*What to produce*. Return the lines below exactly, starting with the line that contains "What text is on this page?" and stopping after the last line.

*Material for the task*.
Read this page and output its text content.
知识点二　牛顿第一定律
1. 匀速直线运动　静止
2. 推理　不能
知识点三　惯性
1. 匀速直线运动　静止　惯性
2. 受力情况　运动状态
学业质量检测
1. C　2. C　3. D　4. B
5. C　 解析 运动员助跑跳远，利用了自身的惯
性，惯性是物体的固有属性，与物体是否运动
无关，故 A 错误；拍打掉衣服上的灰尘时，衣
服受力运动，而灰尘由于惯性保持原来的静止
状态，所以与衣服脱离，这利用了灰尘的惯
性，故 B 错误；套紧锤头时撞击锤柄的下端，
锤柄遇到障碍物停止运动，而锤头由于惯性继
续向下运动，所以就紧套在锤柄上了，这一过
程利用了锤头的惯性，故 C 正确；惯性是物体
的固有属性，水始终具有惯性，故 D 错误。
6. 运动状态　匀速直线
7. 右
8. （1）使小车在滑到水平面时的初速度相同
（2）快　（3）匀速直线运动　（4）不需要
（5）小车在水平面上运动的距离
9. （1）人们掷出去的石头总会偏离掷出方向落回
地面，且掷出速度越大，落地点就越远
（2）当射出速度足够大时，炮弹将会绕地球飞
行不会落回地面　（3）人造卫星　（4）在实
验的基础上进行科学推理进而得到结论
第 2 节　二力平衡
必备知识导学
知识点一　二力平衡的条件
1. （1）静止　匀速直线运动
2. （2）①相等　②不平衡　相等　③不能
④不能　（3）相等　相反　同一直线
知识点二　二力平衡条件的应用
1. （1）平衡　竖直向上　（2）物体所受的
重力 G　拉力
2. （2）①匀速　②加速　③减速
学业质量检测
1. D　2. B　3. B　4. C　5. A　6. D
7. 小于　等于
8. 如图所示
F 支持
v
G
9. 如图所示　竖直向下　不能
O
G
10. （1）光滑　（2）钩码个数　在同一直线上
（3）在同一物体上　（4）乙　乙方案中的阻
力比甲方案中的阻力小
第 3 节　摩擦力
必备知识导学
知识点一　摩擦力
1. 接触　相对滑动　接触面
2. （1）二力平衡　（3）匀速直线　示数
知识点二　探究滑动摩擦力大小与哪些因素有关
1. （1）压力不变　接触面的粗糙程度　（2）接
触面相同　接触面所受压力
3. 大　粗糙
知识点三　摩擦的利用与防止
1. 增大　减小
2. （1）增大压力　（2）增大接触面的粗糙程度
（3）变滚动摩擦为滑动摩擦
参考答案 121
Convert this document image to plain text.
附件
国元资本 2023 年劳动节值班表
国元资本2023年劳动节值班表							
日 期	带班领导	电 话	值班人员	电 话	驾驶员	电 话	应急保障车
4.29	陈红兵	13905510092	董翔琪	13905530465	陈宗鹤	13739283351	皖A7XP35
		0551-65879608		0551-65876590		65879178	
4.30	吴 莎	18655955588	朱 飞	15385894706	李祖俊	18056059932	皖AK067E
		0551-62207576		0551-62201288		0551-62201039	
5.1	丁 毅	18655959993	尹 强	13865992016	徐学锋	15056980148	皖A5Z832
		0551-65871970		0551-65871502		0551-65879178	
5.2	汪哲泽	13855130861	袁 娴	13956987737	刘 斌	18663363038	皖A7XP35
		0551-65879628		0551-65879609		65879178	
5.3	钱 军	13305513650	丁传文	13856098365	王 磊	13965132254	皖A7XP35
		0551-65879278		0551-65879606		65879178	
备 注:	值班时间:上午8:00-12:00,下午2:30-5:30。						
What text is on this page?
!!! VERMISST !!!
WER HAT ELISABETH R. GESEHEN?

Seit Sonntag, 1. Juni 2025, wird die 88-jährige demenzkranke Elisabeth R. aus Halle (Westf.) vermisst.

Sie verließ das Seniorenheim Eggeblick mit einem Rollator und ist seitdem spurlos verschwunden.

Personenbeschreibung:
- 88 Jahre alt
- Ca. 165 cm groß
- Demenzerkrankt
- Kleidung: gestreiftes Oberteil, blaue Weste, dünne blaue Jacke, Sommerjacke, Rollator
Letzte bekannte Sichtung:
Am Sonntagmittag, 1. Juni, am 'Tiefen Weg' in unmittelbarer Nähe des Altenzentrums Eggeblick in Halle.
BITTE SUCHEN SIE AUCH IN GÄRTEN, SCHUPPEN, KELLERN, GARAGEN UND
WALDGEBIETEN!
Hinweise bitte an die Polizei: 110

*Exercise response*.
What text is on this page?
!!! VERMISST !!!
WER HAT ELISABETH R. GESEHEN?

Seit Sonntag, 1. Juni 2025, wird die 88-jährige demenzkranke Elisabeth R. aus Halle (Westf.) vermisst.

Sie verließ das Seniorenheim Eggeblick mit einem Rollator und ist seitdem spurlos verschwunden.

Personenbeschreibung:
- 88 Jahre alt
- Ca. 165 cm groß
- Demenzerkrankt
- Kleidung: gestreiftes Oberteil, blaue Weste, dünne blaue Jacke, Sommerjacke, Rollator
Letzte bekannte Sichtung:
Am Sonntagmittag, 1. Juni, am 'Tiefen Weg' in unmittelbarer Nähe des Altenzentrums Eggeblick in Halle.
BITTE SUCHEN SIE AUCH IN GÄRTEN, SCHUPPEN, KELLERN, GARAGEN UND
WALDGEBIETEN!
Hinweise bitte an die Polizei: 110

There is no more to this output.